Filter the lines below, copying only those with the string "населения".

■ The data ■
+ + + + +

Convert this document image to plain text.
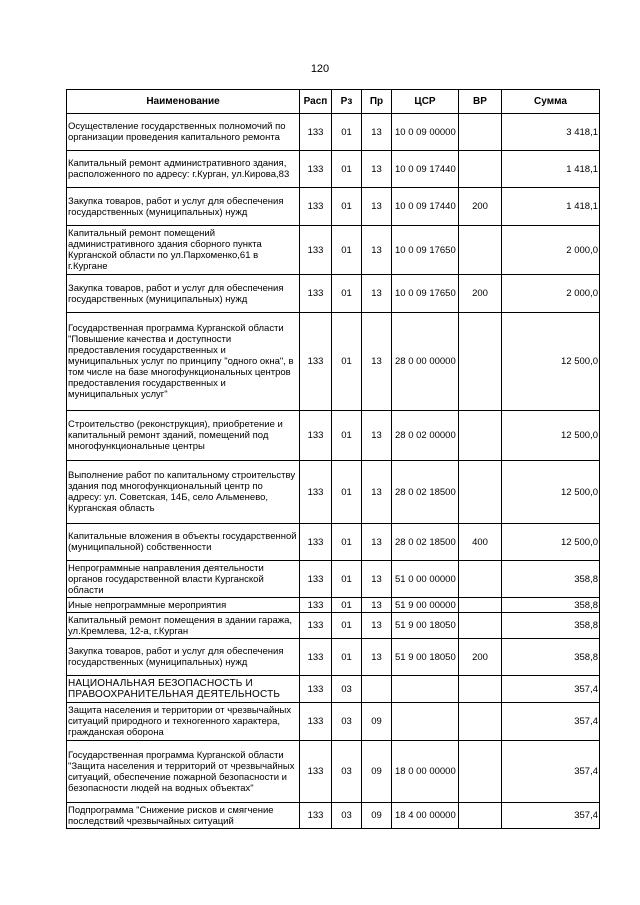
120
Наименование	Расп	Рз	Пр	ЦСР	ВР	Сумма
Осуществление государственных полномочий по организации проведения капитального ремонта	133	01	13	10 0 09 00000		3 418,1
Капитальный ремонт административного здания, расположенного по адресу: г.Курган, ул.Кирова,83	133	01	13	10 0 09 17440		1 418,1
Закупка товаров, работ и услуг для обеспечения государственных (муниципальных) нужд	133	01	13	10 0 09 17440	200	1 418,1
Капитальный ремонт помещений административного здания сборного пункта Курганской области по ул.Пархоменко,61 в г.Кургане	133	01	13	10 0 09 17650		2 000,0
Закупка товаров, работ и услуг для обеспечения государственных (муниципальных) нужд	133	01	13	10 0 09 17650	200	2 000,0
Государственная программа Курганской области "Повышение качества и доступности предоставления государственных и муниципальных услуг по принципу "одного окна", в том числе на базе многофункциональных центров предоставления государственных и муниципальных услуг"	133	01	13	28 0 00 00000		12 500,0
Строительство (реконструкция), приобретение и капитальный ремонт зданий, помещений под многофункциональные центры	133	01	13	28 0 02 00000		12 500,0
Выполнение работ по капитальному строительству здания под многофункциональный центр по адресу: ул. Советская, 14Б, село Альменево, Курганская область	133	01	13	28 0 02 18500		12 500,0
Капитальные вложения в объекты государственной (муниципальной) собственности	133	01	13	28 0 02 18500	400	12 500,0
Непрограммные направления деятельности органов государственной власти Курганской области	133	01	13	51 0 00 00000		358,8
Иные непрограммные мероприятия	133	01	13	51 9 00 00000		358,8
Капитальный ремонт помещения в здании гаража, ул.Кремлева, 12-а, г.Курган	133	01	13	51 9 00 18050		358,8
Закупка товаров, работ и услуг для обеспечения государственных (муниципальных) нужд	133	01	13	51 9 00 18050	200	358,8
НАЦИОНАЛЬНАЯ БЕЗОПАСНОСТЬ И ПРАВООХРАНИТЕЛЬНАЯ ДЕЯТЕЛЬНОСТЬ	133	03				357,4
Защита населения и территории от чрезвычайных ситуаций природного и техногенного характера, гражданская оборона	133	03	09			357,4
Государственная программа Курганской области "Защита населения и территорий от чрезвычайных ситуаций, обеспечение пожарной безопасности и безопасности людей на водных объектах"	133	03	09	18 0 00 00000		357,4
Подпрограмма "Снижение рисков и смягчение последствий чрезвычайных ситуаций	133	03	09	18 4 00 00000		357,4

+ + + + +

■ Right answer ■
Защита населения и территории от чрезвычайных ситуаций природного и техногенного характера, гражданская оборона	133	03	09			357,4
Государственная программа Курганской области "Защита населения и территорий от чрезвычайных ситуаций, обеспечение пожарной безопасности и безопасности людей на водных объектах"	133	03	09	18 0 00 00000		357,4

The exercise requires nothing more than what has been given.